'''
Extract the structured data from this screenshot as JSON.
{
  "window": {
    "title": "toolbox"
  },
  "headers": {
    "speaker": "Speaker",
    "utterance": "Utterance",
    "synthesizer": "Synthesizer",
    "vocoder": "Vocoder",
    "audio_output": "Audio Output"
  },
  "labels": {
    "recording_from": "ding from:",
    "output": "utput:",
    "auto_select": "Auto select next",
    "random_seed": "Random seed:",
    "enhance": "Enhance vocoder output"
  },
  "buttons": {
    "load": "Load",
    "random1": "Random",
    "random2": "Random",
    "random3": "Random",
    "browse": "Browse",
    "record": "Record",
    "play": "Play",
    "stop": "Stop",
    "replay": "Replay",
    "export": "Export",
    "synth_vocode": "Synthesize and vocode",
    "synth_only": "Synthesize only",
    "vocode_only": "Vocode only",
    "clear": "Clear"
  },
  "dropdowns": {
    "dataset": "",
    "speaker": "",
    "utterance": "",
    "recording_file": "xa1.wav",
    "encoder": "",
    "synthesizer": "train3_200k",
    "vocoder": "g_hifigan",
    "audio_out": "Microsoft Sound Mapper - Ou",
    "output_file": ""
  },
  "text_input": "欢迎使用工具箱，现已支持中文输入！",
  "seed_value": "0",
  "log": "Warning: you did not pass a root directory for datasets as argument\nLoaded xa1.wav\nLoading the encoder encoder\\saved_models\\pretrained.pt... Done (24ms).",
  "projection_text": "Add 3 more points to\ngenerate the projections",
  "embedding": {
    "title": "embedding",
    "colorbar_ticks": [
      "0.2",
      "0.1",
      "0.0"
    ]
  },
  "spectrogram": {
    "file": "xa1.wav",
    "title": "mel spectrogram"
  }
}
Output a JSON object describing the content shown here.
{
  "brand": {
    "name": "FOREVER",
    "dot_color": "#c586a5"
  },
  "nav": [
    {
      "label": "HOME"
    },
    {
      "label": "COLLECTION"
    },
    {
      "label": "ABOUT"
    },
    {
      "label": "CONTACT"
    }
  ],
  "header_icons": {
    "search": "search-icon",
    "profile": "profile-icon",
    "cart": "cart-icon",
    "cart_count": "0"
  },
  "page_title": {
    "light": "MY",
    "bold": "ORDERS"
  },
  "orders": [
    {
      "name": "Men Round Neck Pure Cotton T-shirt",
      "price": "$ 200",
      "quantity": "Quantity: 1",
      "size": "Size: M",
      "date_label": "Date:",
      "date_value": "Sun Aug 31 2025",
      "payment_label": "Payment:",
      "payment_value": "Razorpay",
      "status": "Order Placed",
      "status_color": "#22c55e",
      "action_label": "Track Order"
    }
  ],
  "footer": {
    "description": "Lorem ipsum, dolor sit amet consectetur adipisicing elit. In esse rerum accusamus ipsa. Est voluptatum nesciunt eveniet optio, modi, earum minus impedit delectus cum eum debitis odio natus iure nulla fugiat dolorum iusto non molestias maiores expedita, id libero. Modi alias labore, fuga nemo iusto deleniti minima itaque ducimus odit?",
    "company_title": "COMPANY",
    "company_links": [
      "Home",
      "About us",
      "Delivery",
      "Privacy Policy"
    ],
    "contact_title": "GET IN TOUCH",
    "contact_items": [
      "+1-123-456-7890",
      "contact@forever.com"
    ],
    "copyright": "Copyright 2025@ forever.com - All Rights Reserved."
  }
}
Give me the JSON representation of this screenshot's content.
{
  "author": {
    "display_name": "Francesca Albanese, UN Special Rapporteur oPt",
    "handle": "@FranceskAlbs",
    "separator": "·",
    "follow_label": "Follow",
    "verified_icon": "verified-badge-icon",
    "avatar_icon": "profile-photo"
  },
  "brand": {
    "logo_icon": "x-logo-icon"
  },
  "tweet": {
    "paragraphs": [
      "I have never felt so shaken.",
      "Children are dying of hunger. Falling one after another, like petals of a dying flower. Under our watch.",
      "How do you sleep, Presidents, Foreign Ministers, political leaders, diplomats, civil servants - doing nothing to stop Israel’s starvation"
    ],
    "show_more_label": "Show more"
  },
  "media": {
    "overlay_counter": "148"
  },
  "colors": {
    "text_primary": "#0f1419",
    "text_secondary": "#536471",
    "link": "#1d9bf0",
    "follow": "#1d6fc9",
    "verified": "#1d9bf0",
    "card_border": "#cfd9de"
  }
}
'''
**EXERCISE**
Give a word-for-word copy of the records.

**EXERCISE OUTPUT**
Extract the structured data from this screenshot as JSON.
{
  "window": {
    "title": "toolbox"
  },
  "headers": {
    "speaker": "Speaker",
    "utterance": "Utterance",
    "synthesizer": "Synthesizer",
    "vocoder": "Vocoder",
    "audio_output": "Audio Output"
  },
  "labels": {
    "recording_from": "ding from:",
    "output": "utput:",
    "auto_select": "Auto select next",
    "random_seed": "Random seed:",
    "enhance": "Enhance vocoder output"
  },
  "buttons": {
    "load": "Load",
    "random1": "Random",
    "random2": "Random",
    "random3": "Random",
    "browse": "Browse",
    "record": "Record",
    "play": "Play",
    "stop": "Stop",
    "replay": "Replay",
    "export": "Export",
    "synth_vocode": "Synthesize and vocode",
    "synth_only": "Synthesize only",
    "vocode_only": "Vocode only",
    "clear": "Clear"
  },
  "dropdowns": {
    "dataset": "",
    "speaker": "",
    "utterance": "",
    "recording_file": "xa1.wav",
    "encoder": "",
    "synthesizer": "train3_200k",
    "vocoder": "g_hifigan",
    "audio_out": "Microsoft Sound Mapper - Ou",
    "output_file": ""
  },
  "text_input": "欢迎使用工具箱，现已支持中文输入！",
  "seed_value": "0",
  "log": "Warning: you did not pass a root directory for datasets as argument\nLoaded xa1.wav\nLoading the encoder encoder\\saved_models\\pretrained.pt... Done (24ms).",
  "projection_text": "Add 3 more points to\ngenerate the projections",
  "embedding": {
    "title": "embedding",
    "colorbar_ticks": [
      "0.2",
      "0.1",
      "0.0"
    ]
  },
  "spectrogram": {
    "file": "xa1.wav",
    "title": "mel spectrogram"
  }
}
Output a JSON object describing the content shown here.
{
  "brand": {
    "name": "FOREVER",
    "dot_color": "#c586a5"
  },
  "nav": [
    {
      "label": "HOME"
    },
    {
      "label": "COLLECTION"
    },
    {
      "label": "ABOUT"
    },
    {
      "label": "CONTACT"
    }
  ],
  "header_icons": {
    "search": "search-icon",
    "profile": "profile-icon",
    "cart": "cart-icon",
    "cart_count": "0"
  },
  "page_title": {
    "light": "MY",
    "bold": "ORDERS"
  },
  "orders": [
    {
      "name": "Men Round Neck Pure Cotton T-shirt",
      "price": "$ 200",
      "quantity": "Quantity: 1",
      "size": "Size: M",
      "date_label": "Date:",
      "date_value": "Sun Aug 31 2025",
      "payment_label": "Payment:",
      "payment_value": "Razorpay",
      "status": "Order Placed",
      "status_color": "#22c55e",
      "action_label": "Track Order"
    }
  ],
  "footer": {
    "description": "Lorem ipsum, dolor sit amet consectetur adipisicing elit. In esse rerum accusamus ipsa. Est voluptatum nesciunt eveniet optio, modi, earum minus impedit delectus cum eum debitis odio natus iure nulla fugiat dolorum iusto non molestias maiores expedita, id libero. Modi alias labore, fuga nemo iusto deleniti minima itaque ducimus odit?",
    "company_title": "COMPANY",
    "company_links": [
      "Home",
      "About us",
      "Delivery",
      "Privacy Policy"
    ],
    "contact_title": "GET IN TOUCH",
    "contact_items": [
      "+1-123-456-7890",
      "contact@forever.com"
    ],
    "copyright": "Copyright 2025@ forever.com - All Rights Reserved."
  }
}
Give me the JSON representation of this screenshot's content.
{
  "author": {
    "display_name": "Francesca Albanese, UN Special Rapporteur oPt",
    "handle": "@FranceskAlbs",
    "separator": "·",
    "follow_label": "Follow",
    "verified_icon": "verified-badge-icon",
    "avatar_icon": "profile-photo"
  },
  "brand": {
    "logo_icon": "x-logo-icon"
  },
  "tweet": {
    "paragraphs": [
      "I have never felt so shaken.",
      "Children are dying of hunger. Falling one after another, like petals of a dying flower. Under our watch.",
      "How do you sleep, Presidents, Foreign Ministers, political leaders, diplomats, civil servants - doing nothing to stop Israel’s starvation"
    ],
    "show_more_label": "Show more"
  },
  "media": {
    "overlay_counter": "148"
  },
  "colors": {
    "text_primary": "#0f1419",
    "text_secondary": "#536471",
    "link": "#1d9bf0",
    "follow": "#1d6fc9",
    "verified": "#1d9bf0",
    "card_border": "#cfd9de"
  }
}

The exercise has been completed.